— begin EXTRACTED DATA —
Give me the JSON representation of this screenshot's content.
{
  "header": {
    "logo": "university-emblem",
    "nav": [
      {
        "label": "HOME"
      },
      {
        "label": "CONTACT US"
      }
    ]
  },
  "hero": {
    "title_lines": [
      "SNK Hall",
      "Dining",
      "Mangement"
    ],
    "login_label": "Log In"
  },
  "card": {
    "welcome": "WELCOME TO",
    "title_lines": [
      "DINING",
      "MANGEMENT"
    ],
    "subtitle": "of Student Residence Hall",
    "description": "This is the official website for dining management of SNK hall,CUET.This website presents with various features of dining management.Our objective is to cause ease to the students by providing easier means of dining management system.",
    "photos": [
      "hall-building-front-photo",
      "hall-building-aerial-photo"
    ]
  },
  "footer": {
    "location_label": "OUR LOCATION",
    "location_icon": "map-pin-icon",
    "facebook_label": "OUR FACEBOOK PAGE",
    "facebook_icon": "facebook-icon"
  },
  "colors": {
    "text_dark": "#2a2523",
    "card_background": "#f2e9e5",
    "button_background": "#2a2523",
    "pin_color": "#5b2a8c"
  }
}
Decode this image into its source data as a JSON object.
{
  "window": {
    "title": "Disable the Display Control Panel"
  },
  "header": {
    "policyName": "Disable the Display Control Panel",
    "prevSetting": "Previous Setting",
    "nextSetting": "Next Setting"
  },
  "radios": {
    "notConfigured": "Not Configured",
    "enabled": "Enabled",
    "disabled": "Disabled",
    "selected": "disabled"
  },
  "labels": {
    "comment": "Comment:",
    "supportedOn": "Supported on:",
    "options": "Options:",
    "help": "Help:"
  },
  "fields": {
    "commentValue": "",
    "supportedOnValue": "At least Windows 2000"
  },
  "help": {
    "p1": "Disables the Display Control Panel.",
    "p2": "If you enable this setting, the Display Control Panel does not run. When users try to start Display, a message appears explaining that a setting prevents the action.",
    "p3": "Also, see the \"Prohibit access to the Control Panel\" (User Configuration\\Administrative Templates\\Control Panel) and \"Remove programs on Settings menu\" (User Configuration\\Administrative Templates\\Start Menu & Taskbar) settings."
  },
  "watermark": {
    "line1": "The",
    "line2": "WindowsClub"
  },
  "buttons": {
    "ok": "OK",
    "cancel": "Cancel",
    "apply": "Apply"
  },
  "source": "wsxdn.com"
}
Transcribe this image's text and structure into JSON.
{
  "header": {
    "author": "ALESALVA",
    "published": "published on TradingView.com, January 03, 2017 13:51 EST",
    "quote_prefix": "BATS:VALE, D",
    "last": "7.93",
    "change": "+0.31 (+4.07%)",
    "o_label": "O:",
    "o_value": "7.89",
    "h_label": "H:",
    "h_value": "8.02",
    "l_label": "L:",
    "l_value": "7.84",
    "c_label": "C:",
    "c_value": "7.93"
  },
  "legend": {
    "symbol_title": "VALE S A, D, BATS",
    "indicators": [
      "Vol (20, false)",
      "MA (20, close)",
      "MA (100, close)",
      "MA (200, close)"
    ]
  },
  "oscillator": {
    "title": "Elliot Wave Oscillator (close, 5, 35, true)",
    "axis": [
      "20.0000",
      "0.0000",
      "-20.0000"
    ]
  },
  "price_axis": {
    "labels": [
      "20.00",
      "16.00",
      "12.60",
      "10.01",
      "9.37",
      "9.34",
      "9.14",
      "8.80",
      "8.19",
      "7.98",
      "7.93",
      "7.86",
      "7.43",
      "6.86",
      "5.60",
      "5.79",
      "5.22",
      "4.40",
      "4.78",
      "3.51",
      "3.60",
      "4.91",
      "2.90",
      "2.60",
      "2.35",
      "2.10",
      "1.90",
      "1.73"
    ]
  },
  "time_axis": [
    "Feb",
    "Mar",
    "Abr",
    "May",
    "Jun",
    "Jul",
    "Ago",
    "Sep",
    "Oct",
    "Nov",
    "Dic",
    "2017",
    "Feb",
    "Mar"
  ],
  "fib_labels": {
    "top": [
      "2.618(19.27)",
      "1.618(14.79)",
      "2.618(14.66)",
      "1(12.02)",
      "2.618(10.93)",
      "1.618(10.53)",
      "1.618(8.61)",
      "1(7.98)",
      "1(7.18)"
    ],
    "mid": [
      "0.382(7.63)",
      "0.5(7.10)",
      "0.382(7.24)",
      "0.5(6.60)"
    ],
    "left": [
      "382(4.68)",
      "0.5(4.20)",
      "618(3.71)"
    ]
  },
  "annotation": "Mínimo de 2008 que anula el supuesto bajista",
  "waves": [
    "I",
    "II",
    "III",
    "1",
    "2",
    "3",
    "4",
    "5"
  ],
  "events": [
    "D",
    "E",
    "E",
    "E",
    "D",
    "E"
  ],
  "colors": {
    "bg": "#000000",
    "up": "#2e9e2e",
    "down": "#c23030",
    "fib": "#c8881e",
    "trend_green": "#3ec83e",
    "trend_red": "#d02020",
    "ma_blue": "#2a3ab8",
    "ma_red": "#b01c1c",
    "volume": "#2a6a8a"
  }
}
— end EXTRACTED DATA —
Everything in the listing above should be restated exactly.

**SOLUTION**
Give me the JSON representation of this screenshot's content.
{
  "header": {
    "logo": "university-emblem",
    "nav": [
      {
        "label": "HOME"
      },
      {
        "label": "CONTACT US"
      }
    ]
  },
  "hero": {
    "title_lines": [
      "SNK Hall",
      "Dining",
      "Mangement"
    ],
    "login_label": "Log In"
  },
  "card": {
    "welcome": "WELCOME TO",
    "title_lines": [
      "DINING",
      "MANGEMENT"
    ],
    "subtitle": "of Student Residence Hall",
    "description": "This is the official website for dining management of SNK hall,CUET.This website presents with various features of dining management.Our objective is to cause ease to the students by providing easier means of dining management system.",
    "photos": [
      "hall-building-front-photo",
      "hall-building-aerial-photo"
    ]
  },
  "footer": {
    "location_label": "OUR LOCATION",
    "location_icon": "map-pin-icon",
    "facebook_label": "OUR FACEBOOK PAGE",
    "facebook_icon": "facebook-icon"
  },
  "colors": {
    "text_dark": "#2a2523",
    "card_background": "#f2e9e5",
    "button_background": "#2a2523",
    "pin_color": "#5b2a8c"
  }
}
Decode this image into its source data as a JSON object.
{
  "window": {
    "title": "Disable the Display Control Panel"
  },
  "header": {
    "policyName": "Disable the Display Control Panel",
    "prevSetting": "Previous Setting",
    "nextSetting": "Next Setting"
  },
  "radios": {
    "notConfigured": "Not Configured",
    "enabled": "Enabled",
    "disabled": "Disabled",
    "selected": "disabled"
  },
  "labels": {
    "comment": "Comment:",
    "supportedOn": "Supported on:",
    "options": "Options:",
    "help": "Help:"
  },
  "fields": {
    "commentValue": "",
    "supportedOnValue": "At least Windows 2000"
  },
  "help": {
    "p1": "Disables the Display Control Panel.",
    "p2": "If you enable this setting, the Display Control Panel does not run. When users try to start Display, a message appears explaining that a setting prevents the action.",
    "p3": "Also, see the \"Prohibit access to the Control Panel\" (User Configuration\\Administrative Templates\\Control Panel) and \"Remove programs on Settings menu\" (User Configuration\\Administrative Templates\\Start Menu & Taskbar) settings."
  },
  "watermark": {
    "line1": "The",
    "line2": "WindowsClub"
  },
  "buttons": {
    "ok": "OK",
    "cancel": "Cancel",
    "apply": "Apply"
  },
  "source": "wsxdn.com"
}
Transcribe this image's text and structure into JSON.
{
  "header": {
    "author": "ALESALVA",
    "published": "published on TradingView.com, January 03, 2017 13:51 EST",
    "quote_prefix": "BATS:VALE, D",
    "last": "7.93",
    "change": "+0.31 (+4.07%)",
    "o_label": "O:",
    "o_value": "7.89",
    "h_label": "H:",
    "h_value": "8.02",
    "l_label": "L:",
    "l_value": "7.84",
    "c_label": "C:",
    "c_value": "7.93"
  },
  "legend": {
    "symbol_title": "VALE S A, D, BATS",
    "indicators": [
      "Vol (20, false)",
      "MA (20, close)",
      "MA (100, close)",
      "MA (200, close)"
    ]
  },
  "oscillator": {
    "title": "Elliot Wave Oscillator (close, 5, 35, true)",
    "axis": [
      "20.0000",
      "0.0000",
      "-20.0000"
    ]
  },
  "price_axis": {
    "labels": [
      "20.00",
      "16.00",
      "12.60",
      "10.01",
      "9.37",
      "9.34",
      "9.14",
      "8.80",
      "8.19",
      "7.98",
      "7.93",
      "7.86",
      "7.43",
      "6.86",
      "5.60",
      "5.79",
      "5.22",
      "4.40",
      "4.78",
      "3.51",
      "3.60",
      "4.91",
      "2.90",
      "2.60",
      "2.35",
      "2.10",
      "1.90",
      "1.73"
    ]
  },
  "time_axis": [
    "Feb",
    "Mar",
    "Abr",
    "May",
    "Jun",
    "Jul",
    "Ago",
    "Sep",
    "Oct",
    "Nov",
    "Dic",
    "2017",
    "Feb",
    "Mar"
  ],
  "fib_labels": {
    "top": [
      "2.618(19.27)",
      "1.618(14.79)",
      "2.618(14.66)",
      "1(12.02)",
      "2.618(10.93)",
      "1.618(10.53)",
      "1.618(8.61)",
      "1(7.98)",
      "1(7.18)"
    ],
    "mid": [
      "0.382(7.63)",
      "0.5(7.10)",
      "0.382(7.24)",
      "0.5(6.60)"
    ],
    "left": [
      "382(4.68)",
      "0.5(4.20)",
      "618(3.71)"
    ]
  },
  "annotation": "Mínimo de 2008 que anula el supuesto bajista",
  "waves": [
    "I",
    "II",
    "III",
    "1",
    "2",
    "3",
    "4",
    "5"
  ],
  "events": [
    "D",
    "E",
    "E",
    "E",
    "D",
    "E"
  ],
  "colors": {
    "bg": "#000000",
    "up": "#2e9e2e",
    "down": "#c23030",
    "fib": "#c8881e",
    "trend_green": "#3ec83e",
    "trend_red": "#d02020",
    "ma_blue": "#2a3ab8",
    "ma_red": "#b01c1c",
    "volume": "#2a6a8a"
  }
}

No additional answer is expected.